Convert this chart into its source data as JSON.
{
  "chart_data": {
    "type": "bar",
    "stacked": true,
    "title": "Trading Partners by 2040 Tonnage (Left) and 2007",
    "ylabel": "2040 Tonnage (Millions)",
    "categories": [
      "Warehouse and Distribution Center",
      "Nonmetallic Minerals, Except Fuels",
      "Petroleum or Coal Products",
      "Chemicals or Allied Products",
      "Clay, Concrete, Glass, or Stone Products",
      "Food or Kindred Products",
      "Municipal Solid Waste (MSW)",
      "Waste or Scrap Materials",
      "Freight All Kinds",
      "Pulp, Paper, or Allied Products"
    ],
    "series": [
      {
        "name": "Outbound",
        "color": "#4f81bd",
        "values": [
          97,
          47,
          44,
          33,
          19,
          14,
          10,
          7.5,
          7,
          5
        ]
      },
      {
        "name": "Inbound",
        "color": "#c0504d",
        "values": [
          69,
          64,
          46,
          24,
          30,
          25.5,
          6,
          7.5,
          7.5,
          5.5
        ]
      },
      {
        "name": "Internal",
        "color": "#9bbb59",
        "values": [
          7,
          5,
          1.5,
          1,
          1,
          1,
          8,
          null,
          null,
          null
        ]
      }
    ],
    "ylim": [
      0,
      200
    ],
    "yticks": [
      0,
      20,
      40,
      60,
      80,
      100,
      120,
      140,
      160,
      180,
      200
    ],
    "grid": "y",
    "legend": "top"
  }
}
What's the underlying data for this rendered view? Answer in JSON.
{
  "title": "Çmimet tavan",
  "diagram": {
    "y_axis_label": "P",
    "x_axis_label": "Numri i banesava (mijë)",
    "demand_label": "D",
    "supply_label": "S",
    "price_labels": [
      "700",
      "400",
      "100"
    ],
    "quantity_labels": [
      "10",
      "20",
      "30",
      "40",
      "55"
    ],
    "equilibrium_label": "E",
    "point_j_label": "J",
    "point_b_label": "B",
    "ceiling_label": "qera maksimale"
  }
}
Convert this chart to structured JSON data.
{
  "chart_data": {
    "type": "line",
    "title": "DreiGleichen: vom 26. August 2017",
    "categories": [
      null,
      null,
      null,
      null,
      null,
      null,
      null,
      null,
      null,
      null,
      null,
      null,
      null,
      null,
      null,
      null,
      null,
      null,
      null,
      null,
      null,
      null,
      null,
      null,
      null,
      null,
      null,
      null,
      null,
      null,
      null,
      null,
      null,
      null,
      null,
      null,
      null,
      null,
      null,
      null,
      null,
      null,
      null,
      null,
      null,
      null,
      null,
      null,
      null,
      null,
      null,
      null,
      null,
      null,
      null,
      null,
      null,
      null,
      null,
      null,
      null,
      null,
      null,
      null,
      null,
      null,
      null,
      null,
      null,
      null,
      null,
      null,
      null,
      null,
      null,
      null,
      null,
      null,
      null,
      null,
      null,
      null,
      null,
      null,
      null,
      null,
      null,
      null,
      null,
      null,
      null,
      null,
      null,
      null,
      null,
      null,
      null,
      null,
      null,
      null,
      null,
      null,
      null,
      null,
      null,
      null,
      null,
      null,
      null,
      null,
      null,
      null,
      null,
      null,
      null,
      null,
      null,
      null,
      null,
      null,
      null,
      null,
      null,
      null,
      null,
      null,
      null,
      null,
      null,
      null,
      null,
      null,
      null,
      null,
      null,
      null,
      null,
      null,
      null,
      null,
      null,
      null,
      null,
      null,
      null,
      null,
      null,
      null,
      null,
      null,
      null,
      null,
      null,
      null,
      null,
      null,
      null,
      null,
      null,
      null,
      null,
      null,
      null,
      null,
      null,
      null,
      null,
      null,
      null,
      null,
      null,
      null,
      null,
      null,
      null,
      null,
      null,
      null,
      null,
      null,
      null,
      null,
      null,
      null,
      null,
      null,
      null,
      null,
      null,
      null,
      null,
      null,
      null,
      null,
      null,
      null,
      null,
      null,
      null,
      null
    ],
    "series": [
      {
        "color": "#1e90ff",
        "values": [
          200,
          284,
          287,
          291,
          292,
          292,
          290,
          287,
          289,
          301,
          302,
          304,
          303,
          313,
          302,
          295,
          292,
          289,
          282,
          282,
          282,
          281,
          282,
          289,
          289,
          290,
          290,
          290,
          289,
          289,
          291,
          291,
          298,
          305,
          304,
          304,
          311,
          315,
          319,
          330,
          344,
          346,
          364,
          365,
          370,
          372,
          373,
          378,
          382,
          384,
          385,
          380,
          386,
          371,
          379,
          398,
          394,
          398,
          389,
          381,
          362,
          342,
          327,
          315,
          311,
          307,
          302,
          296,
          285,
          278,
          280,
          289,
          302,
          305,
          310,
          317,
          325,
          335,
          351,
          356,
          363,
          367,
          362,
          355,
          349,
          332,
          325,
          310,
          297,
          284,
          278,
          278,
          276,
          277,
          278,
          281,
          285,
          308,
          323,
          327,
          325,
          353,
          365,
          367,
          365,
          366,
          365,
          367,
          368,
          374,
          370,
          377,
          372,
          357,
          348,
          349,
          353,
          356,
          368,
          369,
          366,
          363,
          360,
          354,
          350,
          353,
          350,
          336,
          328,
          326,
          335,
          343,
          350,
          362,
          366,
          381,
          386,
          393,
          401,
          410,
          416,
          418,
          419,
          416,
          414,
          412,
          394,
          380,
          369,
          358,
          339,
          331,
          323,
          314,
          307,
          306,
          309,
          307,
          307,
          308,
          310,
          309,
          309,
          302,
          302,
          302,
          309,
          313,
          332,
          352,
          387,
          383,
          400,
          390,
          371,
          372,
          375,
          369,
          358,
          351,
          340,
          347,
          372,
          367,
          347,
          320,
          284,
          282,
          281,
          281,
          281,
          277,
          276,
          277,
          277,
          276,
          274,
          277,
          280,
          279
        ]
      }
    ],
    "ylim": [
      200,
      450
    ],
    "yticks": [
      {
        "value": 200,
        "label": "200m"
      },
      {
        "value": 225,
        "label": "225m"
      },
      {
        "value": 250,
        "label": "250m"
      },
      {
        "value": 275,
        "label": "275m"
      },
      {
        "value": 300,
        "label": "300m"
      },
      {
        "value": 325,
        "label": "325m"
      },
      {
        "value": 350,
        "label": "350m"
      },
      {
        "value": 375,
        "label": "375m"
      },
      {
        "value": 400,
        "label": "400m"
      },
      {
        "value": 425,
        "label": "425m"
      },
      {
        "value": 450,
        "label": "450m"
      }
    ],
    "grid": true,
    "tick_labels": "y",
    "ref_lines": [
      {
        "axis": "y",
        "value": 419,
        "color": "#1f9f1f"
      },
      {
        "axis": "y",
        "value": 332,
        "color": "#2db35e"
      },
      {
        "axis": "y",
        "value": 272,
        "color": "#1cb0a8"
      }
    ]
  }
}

• **Work instructions**
Write out each line of the data above again, exactly as given.

• **Result of this exercise**
Convert this chart into its source data as JSON.
{
  "chart_data": {
    "type": "bar",
    "stacked": true,
    "title": "Trading Partners by 2040 Tonnage (Left) and 2007",
    "ylabel": "2040 Tonnage (Millions)",
    "categories": [
      "Warehouse and Distribution Center",
      "Nonmetallic Minerals, Except Fuels",
      "Petroleum or Coal Products",
      "Chemicals or Allied Products",
      "Clay, Concrete, Glass, or Stone Products",
      "Food or Kindred Products",
      "Municipal Solid Waste (MSW)",
      "Waste or Scrap Materials",
      "Freight All Kinds",
      "Pulp, Paper, or Allied Products"
    ],
    "series": [
      {
        "name": "Outbound",
        "color": "#4f81bd",
        "values": [
          97,
          47,
          44,
          33,
          19,
          14,
          10,
          7.5,
          7,
          5
        ]
      },
      {
        "name": "Inbound",
        "color": "#c0504d",
        "values": [
          69,
          64,
          46,
          24,
          30,
          25.5,
          6,
          7.5,
          7.5,
          5.5
        ]
      },
      {
        "name": "Internal",
        "color": "#9bbb59",
        "values": [
          7,
          5,
          1.5,
          1,
          1,
          1,
          8,
          null,
          null,
          null
        ]
      }
    ],
    "ylim": [
      0,
      200
    ],
    "yticks": [
      0,
      20,
      40,
      60,
      80,
      100,
      120,
      140,
      160,
      180,
      200
    ],
    "grid": "y",
    "legend": "top"
  }
}
What's the underlying data for this rendered view? Answer in JSON.
{
  "title": "Çmimet tavan",
  "diagram": {
    "y_axis_label": "P",
    "x_axis_label": "Numri i banesava (mijë)",
    "demand_label": "D",
    "supply_label": "S",
    "price_labels": [
      "700",
      "400",
      "100"
    ],
    "quantity_labels": [
      "10",
      "20",
      "30",
      "40",
      "55"
    ],
    "equilibrium_label": "E",
    "point_j_label": "J",
    "point_b_label": "B",
    "ceiling_label": "qera maksimale"
  }
}
Convert this chart to structured JSON data.
{
  "chart_data": {
    "type": "line",
    "title": "DreiGleichen: vom 26. August 2017",
    "categories": [
      null,
      null,
      null,
      null,
      null,
      null,
      null,
      null,
      null,
      null,
      null,
      null,
      null,
      null,
      null,
      null,
      null,
      null,
      null,
      null,
      null,
      null,
      null,
      null,
      null,
      null,
      null,
      null,
      null,
      null,
      null,
      null,
      null,
      null,
      null,
      null,
      null,
      null,
      null,
      null,
      null,
      null,
      null,
      null,
      null,
      null,
      null,
      null,
      null,
      null,
      null,
      null,
      null,
      null,
      null,
      null,
      null,
      null,
      null,
      null,
      null,
      null,
      null,
      null,
      null,
      null,
      null,
      null,
      null,
      null,
      null,
      null,
      null,
      null,
      null,
      null,
      null,
      null,
      null,
      null,
      null,
      null,
      null,
      null,
      null,
      null,
      null,
      null,
      null,
      null,
      null,
      null,
      null,
      null,
      null,
      null,
      null,
      null,
      null,
      null,
      null,
      null,
      null,
      null,
      null,
      null,
      null,
      null,
      null,
      null,
      null,
      null,
      null,
      null,
      null,
      null,
      null,
      null,
      null,
      null,
      null,
      null,
      null,
      null,
      null,
      null,
      null,
      null,
      null,
      null,
      null,
      null,
      null,
      null,
      null,
      null,
      null,
      null,
      null,
      null,
      null,
      null,
      null,
      null,
      null,
      null,
      null,
      null,
      null,
      null,
      null,
      null,
      null,
      null,
      null,
      null,
      null,
      null,
      null,
      null,
      null,
      null,
      null,
      null,
      null,
      null,
      null,
      null,
      null,
      null,
      null,
      null,
      null,
      null,
      null,
      null,
      null,
      null,
      null,
      null,
      null,
      null,
      null,
      null,
      null,
      null,
      null,
      null,
      null,
      null,
      null,
      null,
      null,
      null,
      null,
      null,
      null,
      null,
      null,
      null
    ],
    "series": [
      {
        "color": "#1e90ff",
        "values": [
          200,
          284,
          287,
          291,
          292,
          292,
          290,
          287,
          289,
          301,
          302,
          304,
          303,
          313,
          302,
          295,
          292,
          289,
          282,
          282,
          282,
          281,
          282,
          289,
          289,
          290,
          290,
          290,
          289,
          289,
          291,
          291,
          298,
          305,
          304,
          304,
          311,
          315,
          319,
          330,
          344,
          346,
          364,
          365,
          370,
          372,
          373,
          378,
          382,
          384,
          385,
          380,
          386,
          371,
          379,
          398,
          394,
          398,
          389,
          381,
          362,
          342,
          327,
          315,
          311,
          307,
          302,
          296,
          285,
          278,
          280,
          289,
          302,
          305,
          310,
          317,
          325,
          335,
          351,
          356,
          363,
          367,
          362,
          355,
          349,
          332,
          325,
          310,
          297,
          284,
          278,
          278,
          276,
          277,
          278,
          281,
          285,
          308,
          323,
          327,
          325,
          353,
          365,
          367,
          365,
          366,
          365,
          367,
          368,
          374,
          370,
          377,
          372,
          357,
          348,
          349,
          353,
          356,
          368,
          369,
          366,
          363,
          360,
          354,
          350,
          353,
          350,
          336,
          328,
          326,
          335,
          343,
          350,
          362,
          366,
          381,
          386,
          393,
          401,
          410,
          416,
          418,
          419,
          416,
          414,
          412,
          394,
          380,
          369,
          358,
          339,
          331,
          323,
          314,
          307,
          306,
          309,
          307,
          307,
          308,
          310,
          309,
          309,
          302,
          302,
          302,
          309,
          313,
          332,
          352,
          387,
          383,
          400,
          390,
          371,
          372,
          375,
          369,
          358,
          351,
          340,
          347,
          372,
          367,
          347,
          320,
          284,
          282,
          281,
          281,
          281,
          277,
          276,
          277,
          277,
          276,
          274,
          277,
          280,
          279
        ]
      }
    ],
    "ylim": [
      200,
      450
    ],
    "yticks": [
      {
        "value": 200,
        "label": "200m"
      },
      {
        "value": 225,
        "label": "225m"
      },
      {
        "value": 250,
        "label": "250m"
      },
      {
        "value": 275,
        "label": "275m"
      },
      {
        "value": 300,
        "label": "300m"
      },
      {
        "value": 325,
        "label": "325m"
      },
      {
        "value": 350,
        "label": "350m"
      },
      {
        "value": 375,
        "label": "375m"
      },
      {
        "value": 400,
        "label": "400m"
      },
      {
        "value": 425,
        "label": "425m"
      },
      {
        "value": 450,
        "label": "450m"
      }
    ],
    "grid": true,
    "tick_labels": "y",
    "ref_lines": [
      {
        "axis": "y",
        "value": 419,
        "color": "#1f9f1f"
      },
      {
        "axis": "y",
        "value": 332,
        "color": "#2db35e"
      },
      {
        "axis": "y",
        "value": 272,
        "color": "#1cb0a8"
      }
    ]
  }
}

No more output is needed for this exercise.